◆ CHALLENGE ◆
Reproduce the data below, starting at the line that has "x-tick-label: 60: [190, 596, 209, 614]" and ending with the line that has "What elements are", and swap every "x-tick-label" for "x-axis-tick" while leaving everything else unchanged.

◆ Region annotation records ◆

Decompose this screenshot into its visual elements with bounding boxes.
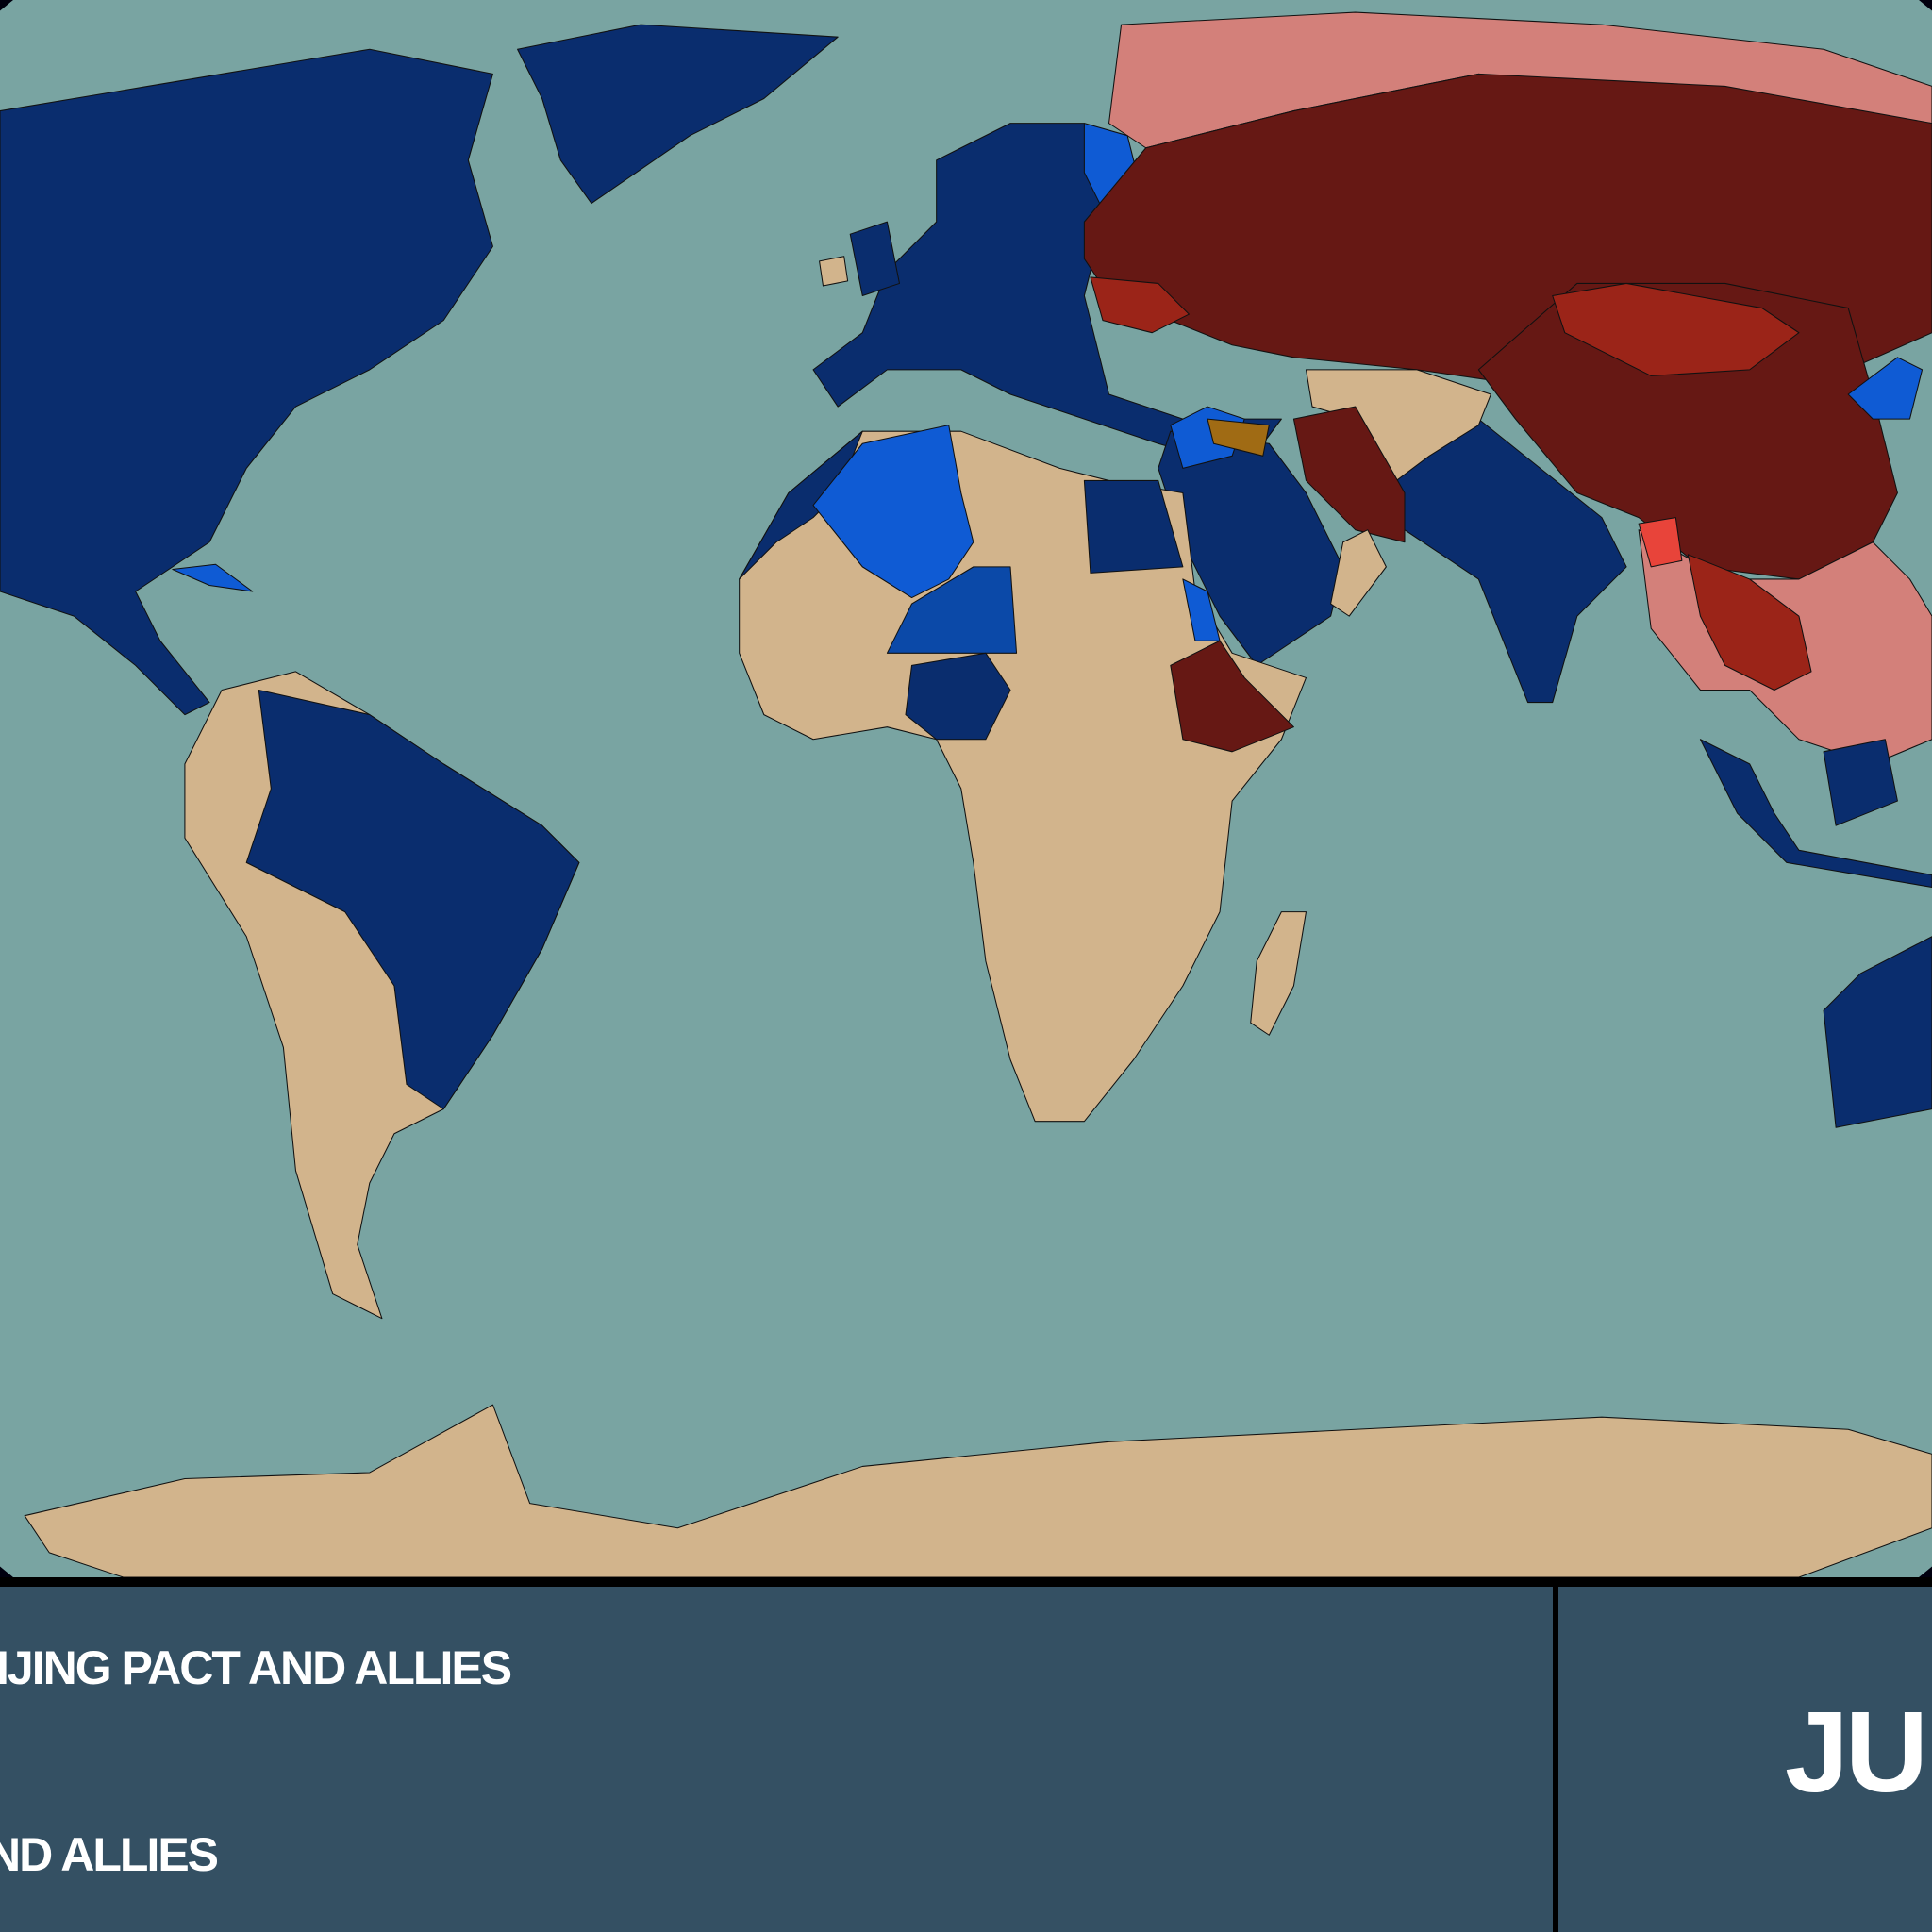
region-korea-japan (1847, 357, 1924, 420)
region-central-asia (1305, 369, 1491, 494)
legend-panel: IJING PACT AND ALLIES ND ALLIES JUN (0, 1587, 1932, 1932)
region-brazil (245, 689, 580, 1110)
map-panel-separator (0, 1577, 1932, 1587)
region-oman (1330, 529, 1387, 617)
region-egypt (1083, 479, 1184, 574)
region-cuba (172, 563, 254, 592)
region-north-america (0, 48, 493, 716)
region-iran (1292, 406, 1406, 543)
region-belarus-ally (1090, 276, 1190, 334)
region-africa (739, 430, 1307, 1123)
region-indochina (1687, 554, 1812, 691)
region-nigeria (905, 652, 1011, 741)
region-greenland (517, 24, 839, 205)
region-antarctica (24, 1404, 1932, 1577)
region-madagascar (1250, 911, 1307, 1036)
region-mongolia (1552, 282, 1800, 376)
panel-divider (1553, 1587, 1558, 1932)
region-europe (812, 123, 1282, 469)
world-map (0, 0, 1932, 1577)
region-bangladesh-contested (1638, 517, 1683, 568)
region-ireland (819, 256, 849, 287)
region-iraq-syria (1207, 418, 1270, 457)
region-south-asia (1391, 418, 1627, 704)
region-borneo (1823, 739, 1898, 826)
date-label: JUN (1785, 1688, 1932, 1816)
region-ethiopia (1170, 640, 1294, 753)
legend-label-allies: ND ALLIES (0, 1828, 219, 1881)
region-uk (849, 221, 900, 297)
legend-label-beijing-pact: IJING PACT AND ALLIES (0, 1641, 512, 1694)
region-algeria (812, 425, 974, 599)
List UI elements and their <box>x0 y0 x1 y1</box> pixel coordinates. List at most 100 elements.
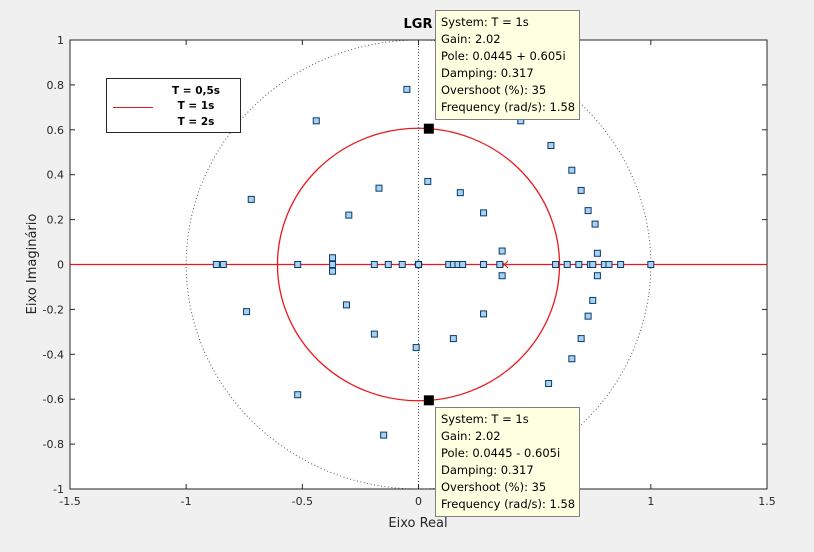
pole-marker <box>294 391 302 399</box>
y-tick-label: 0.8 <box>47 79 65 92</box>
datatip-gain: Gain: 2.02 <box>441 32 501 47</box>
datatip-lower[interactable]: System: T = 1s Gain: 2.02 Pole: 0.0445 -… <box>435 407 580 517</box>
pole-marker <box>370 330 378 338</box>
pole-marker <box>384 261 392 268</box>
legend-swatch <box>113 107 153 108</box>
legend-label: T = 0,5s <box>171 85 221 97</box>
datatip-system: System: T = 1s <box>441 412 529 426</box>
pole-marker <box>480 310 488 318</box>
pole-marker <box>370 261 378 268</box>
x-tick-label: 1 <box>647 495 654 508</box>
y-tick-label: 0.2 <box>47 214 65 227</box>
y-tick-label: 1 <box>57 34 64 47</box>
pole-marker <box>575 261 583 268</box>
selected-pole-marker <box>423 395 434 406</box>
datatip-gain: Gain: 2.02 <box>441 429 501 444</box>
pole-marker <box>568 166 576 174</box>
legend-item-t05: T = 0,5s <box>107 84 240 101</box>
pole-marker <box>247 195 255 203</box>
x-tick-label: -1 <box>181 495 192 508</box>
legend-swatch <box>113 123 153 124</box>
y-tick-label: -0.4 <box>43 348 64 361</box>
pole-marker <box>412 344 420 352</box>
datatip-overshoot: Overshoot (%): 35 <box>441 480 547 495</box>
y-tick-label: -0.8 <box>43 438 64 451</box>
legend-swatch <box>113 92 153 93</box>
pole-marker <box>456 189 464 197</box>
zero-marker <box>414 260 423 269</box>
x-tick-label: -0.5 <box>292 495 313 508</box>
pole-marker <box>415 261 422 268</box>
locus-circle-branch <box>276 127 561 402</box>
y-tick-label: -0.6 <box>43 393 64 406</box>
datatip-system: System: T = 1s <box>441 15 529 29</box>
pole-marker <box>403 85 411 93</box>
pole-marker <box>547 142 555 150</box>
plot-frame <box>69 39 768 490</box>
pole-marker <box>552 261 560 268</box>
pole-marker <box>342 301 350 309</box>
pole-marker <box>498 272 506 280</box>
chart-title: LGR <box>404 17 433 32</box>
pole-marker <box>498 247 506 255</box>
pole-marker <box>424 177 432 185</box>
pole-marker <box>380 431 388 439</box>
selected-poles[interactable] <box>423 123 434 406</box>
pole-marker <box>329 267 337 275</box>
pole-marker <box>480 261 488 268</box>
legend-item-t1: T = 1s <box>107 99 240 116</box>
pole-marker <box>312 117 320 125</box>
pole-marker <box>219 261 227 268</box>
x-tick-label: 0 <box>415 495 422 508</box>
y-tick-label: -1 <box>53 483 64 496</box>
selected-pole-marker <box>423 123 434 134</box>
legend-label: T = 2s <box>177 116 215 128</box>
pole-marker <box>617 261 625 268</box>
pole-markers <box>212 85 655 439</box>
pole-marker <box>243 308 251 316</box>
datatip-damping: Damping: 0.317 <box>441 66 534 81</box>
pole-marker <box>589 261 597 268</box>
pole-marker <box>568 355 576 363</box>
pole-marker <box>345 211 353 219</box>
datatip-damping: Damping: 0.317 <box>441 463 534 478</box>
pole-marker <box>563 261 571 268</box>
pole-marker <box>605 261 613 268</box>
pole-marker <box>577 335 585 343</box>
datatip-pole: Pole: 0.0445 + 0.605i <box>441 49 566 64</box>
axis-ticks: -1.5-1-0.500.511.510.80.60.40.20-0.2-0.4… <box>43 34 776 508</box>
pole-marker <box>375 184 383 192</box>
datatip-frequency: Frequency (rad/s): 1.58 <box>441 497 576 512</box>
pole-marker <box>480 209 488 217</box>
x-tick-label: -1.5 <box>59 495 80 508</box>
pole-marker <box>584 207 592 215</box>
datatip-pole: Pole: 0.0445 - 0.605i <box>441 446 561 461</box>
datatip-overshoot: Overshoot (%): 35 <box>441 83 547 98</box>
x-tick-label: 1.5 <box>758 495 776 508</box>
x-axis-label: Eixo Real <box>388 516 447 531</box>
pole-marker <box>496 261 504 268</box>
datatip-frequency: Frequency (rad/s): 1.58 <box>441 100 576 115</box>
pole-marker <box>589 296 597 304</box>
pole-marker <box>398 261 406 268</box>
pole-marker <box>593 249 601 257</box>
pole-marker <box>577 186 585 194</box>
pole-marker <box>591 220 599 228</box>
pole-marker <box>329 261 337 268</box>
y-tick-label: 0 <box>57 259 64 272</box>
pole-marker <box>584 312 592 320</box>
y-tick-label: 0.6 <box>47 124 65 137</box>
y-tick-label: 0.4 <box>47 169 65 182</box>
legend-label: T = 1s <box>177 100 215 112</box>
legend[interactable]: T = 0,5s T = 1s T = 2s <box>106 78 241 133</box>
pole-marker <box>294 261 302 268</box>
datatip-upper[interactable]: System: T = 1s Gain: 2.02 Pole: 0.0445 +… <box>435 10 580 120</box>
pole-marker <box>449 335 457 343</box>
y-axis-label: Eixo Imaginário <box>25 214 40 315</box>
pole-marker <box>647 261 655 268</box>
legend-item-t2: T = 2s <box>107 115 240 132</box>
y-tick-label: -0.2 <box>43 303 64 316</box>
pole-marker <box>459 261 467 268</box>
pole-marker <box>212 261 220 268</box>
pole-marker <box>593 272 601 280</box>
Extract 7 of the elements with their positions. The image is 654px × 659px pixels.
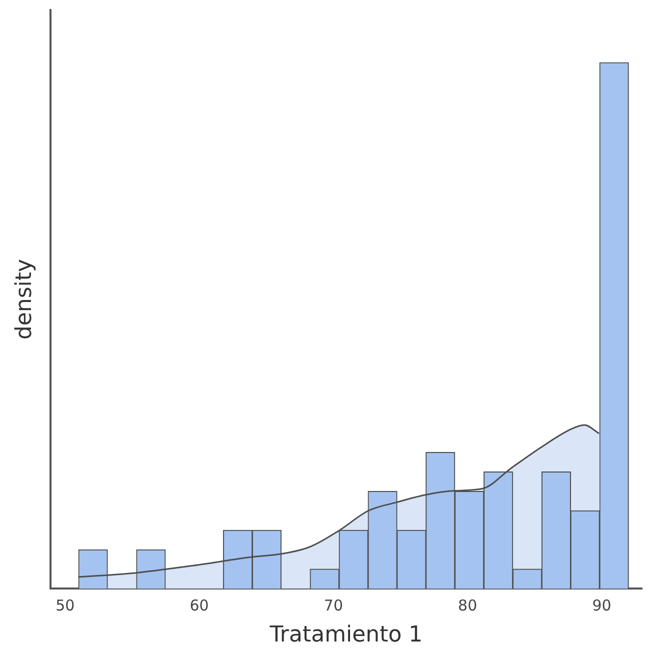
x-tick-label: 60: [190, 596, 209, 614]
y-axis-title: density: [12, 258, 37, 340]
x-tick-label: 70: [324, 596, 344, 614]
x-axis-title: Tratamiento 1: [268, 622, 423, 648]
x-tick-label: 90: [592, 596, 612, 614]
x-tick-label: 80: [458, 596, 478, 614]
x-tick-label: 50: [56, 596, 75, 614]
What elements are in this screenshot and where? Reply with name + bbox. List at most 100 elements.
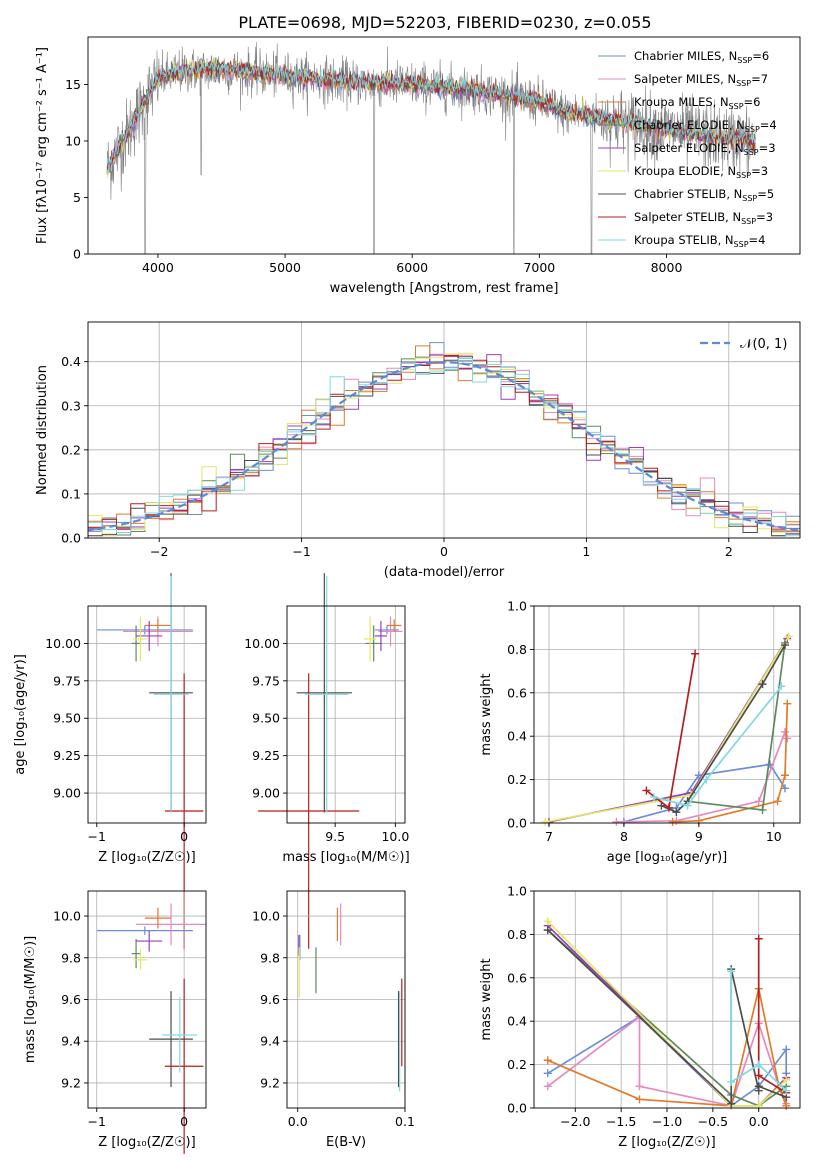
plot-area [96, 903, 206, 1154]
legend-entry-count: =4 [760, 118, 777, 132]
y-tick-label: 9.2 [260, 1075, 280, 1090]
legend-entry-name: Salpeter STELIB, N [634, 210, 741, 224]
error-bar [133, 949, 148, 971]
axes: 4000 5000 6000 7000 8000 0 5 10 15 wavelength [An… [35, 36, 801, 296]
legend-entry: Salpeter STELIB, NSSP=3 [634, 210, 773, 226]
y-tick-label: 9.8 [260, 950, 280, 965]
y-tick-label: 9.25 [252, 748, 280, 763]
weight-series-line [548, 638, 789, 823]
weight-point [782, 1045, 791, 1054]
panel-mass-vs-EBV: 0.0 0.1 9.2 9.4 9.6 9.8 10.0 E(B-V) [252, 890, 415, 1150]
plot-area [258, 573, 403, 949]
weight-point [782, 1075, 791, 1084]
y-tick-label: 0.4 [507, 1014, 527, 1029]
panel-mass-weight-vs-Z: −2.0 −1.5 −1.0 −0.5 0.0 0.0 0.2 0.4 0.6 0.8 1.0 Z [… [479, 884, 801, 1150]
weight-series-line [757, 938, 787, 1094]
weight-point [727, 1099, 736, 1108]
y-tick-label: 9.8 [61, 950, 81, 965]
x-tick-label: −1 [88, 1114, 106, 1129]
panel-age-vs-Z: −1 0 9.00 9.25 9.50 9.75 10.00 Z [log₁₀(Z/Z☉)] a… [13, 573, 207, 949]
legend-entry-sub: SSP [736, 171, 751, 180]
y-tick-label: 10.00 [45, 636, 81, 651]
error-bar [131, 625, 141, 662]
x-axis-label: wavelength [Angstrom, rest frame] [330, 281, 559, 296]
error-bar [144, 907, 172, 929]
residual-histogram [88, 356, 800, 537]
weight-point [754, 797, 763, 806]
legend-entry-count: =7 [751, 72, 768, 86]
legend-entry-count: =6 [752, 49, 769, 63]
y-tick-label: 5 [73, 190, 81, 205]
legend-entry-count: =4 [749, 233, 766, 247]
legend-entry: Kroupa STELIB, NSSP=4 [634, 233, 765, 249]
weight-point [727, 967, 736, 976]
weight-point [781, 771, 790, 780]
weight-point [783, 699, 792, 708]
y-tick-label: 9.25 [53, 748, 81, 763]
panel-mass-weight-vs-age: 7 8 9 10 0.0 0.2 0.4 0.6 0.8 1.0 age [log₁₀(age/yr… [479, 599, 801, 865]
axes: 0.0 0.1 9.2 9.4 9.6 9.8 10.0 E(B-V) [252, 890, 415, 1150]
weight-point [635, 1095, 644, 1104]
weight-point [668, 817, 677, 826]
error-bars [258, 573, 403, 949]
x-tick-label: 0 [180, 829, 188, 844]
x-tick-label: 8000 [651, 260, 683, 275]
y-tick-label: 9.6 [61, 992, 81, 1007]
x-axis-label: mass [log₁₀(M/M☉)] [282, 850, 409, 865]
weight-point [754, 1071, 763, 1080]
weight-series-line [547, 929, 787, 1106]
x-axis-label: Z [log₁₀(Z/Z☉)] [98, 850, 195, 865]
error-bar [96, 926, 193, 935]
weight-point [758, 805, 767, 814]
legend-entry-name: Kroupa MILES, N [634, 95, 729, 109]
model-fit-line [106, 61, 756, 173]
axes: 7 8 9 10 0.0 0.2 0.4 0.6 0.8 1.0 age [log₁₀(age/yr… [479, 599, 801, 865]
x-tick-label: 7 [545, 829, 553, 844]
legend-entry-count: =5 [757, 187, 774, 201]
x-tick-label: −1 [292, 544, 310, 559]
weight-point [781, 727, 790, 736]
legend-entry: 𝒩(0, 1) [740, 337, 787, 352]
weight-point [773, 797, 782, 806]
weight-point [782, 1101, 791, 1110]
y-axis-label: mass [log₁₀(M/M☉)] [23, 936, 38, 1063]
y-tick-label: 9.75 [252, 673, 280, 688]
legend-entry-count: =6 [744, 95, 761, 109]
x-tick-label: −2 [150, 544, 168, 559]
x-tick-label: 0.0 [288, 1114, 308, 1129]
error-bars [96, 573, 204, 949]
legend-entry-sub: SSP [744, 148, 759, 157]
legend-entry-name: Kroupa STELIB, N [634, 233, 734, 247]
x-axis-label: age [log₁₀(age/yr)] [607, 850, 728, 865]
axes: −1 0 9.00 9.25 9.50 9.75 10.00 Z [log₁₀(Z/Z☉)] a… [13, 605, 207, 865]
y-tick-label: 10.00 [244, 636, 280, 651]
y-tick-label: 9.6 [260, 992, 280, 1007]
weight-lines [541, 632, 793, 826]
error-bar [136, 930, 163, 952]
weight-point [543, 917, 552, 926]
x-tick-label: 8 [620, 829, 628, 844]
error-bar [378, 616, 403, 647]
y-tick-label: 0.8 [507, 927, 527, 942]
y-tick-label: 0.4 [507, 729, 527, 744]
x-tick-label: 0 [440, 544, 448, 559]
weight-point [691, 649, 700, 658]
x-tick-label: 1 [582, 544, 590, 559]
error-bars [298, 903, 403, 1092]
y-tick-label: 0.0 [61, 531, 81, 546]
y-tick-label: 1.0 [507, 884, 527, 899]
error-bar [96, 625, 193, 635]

◆ REPLY TO THE EXERCISE ◆
x-axis-tick: 60: [190, 596, 209, 614]
y-axis-title: density: [12, 258, 37, 340]
x-axis-tick: 70: [324, 596, 344, 614]
x-axis-title: Tratamiento 1: [268, 622, 423, 648]
x-axis-tick: 90: [592, 596, 612, 614]
x-axis-tick: 80: [458, 596, 478, 614]
x-axis-tick: 50: [56, 596, 75, 614]
What elements are in this screenshot and where? Reply with name + bbox. List at most 100 elements.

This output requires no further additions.